## PROBLEM DETAILS
Copy every entry exactly.
start GIVEN DATA
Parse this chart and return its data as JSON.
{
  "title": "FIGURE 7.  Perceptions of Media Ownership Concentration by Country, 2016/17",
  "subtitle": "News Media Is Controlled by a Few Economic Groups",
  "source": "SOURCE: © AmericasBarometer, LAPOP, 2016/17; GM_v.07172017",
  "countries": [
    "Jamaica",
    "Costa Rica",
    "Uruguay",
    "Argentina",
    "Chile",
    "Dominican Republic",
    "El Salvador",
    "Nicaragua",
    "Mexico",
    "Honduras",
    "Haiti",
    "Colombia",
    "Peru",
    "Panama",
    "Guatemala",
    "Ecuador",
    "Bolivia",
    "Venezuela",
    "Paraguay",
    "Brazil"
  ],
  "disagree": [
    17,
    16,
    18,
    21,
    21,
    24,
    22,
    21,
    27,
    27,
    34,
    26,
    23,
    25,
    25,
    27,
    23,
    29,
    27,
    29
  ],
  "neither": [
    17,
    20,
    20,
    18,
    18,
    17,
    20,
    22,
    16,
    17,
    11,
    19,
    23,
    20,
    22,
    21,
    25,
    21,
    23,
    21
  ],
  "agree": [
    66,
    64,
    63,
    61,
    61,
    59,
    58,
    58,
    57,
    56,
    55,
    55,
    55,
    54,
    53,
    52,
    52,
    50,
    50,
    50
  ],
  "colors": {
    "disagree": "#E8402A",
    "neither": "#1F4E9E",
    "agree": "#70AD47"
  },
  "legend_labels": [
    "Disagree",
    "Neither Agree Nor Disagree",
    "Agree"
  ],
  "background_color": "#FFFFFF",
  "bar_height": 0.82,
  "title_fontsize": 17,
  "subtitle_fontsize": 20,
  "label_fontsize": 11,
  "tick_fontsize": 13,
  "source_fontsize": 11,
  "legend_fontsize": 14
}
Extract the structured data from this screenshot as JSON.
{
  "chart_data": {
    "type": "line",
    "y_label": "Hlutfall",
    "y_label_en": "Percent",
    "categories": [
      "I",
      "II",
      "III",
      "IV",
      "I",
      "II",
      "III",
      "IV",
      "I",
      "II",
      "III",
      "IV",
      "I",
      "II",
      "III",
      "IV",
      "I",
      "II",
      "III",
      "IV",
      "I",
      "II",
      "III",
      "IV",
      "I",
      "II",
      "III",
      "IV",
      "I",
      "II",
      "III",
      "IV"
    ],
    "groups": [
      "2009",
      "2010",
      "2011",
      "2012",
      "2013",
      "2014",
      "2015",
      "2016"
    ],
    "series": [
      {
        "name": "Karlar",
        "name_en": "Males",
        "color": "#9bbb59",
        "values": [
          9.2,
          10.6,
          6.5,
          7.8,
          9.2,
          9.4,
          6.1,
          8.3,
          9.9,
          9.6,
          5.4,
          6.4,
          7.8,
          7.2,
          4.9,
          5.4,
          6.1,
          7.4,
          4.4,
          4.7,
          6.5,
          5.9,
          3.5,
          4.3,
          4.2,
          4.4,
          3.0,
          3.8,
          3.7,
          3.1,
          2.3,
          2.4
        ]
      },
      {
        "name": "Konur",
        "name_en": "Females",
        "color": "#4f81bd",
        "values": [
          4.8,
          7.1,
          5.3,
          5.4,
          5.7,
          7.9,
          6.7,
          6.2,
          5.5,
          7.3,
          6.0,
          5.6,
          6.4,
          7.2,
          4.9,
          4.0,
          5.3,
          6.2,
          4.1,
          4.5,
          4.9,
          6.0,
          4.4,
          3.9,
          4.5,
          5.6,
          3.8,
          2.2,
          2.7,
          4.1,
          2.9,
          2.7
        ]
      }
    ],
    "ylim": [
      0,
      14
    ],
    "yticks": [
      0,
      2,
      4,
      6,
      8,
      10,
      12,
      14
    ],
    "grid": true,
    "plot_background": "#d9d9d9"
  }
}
end GIVEN DATA
## ANSWER FOR THE TASK
Parse this chart and return its data as JSON.
{
  "title": "FIGURE 7.  Perceptions of Media Ownership Concentration by Country, 2016/17",
  "subtitle": "News Media Is Controlled by a Few Economic Groups",
  "source": "SOURCE: © AmericasBarometer, LAPOP, 2016/17; GM_v.07172017",
  "countries": [
    "Jamaica",
    "Costa Rica",
    "Uruguay",
    "Argentina",
    "Chile",
    "Dominican Republic",
    "El Salvador",
    "Nicaragua",
    "Mexico",
    "Honduras",
    "Haiti",
    "Colombia",
    "Peru",
    "Panama",
    "Guatemala",
    "Ecuador",
    "Bolivia",
    "Venezuela",
    "Paraguay",
    "Brazil"
  ],
  "disagree": [
    17,
    16,
    18,
    21,
    21,
    24,
    22,
    21,
    27,
    27,
    34,
    26,
    23,
    25,
    25,
    27,
    23,
    29,
    27,
    29
  ],
  "neither": [
    17,
    20,
    20,
    18,
    18,
    17,
    20,
    22,
    16,
    17,
    11,
    19,
    23,
    20,
    22,
    21,
    25,
    21,
    23,
    21
  ],
  "agree": [
    66,
    64,
    63,
    61,
    61,
    59,
    58,
    58,
    57,
    56,
    55,
    55,
    55,
    54,
    53,
    52,
    52,
    50,
    50,
    50
  ],
  "colors": {
    "disagree": "#E8402A",
    "neither": "#1F4E9E",
    "agree": "#70AD47"
  },
  "legend_labels": [
    "Disagree",
    "Neither Agree Nor Disagree",
    "Agree"
  ],
  "background_color": "#FFFFFF",
  "bar_height": 0.82,
  "title_fontsize": 17,
  "subtitle_fontsize": 20,
  "label_fontsize": 11,
  "tick_fontsize": 13,
  "source_fontsize": 11,
  "legend_fontsize": 14
}
Extract the structured data from this screenshot as JSON.
{
  "chart_data": {
    "type": "line",
    "y_label": "Hlutfall",
    "y_label_en": "Percent",
    "categories": [
      "I",
      "II",
      "III",
      "IV",
      "I",
      "II",
      "III",
      "IV",
      "I",
      "II",
      "III",
      "IV",
      "I",
      "II",
      "III",
      "IV",
      "I",
      "II",
      "III",
      "IV",
      "I",
      "II",
      "III",
      "IV",
      "I",
      "II",
      "III",
      "IV",
      "I",
      "II",
      "III",
      "IV"
    ],
    "groups": [
      "2009",
      "2010",
      "2011",
      "2012",
      "2013",
      "2014",
      "2015",
      "2016"
    ],
    "series": [
      {
        "name": "Karlar",
        "name_en": "Males",
        "color": "#9bbb59",
        "values": [
          9.2,
          10.6,
          6.5,
          7.8,
          9.2,
          9.4,
          6.1,
          8.3,
          9.9,
          9.6,
          5.4,
          6.4,
          7.8,
          7.2,
          4.9,
          5.4,
          6.1,
          7.4,
          4.4,
          4.7,
          6.5,
          5.9,
          3.5,
          4.3,
          4.2,
          4.4,
          3.0,
          3.8,
          3.7,
          3.1,
          2.3,
          2.4
        ]
      },
      {
        "name": "Konur",
        "name_en": "Females",
        "color": "#4f81bd",
        "values": [
          4.8,
          7.1,
          5.3,
          5.4,
          5.7,
          7.9,
          6.7,
          6.2,
          5.5,
          7.3,
          6.0,
          5.6,
          6.4,
          7.2,
          4.9,
          4.0,
          5.3,
          6.2,
          4.1,
          4.5,
          4.9,
          6.0,
          4.4,
          3.9,
          4.5,
          5.6,
          3.8,
          2.2,
          2.7,
          4.1,
          2.9,
          2.7
        ]
      }
    ],
    "ylim": [
      0,
      14
    ],
    "yticks": [
      0,
      2,
      4,
      6,
      8,
      10,
      12,
      14
    ],
    "grid": true,
    "plot_background": "#d9d9d9"
  }
}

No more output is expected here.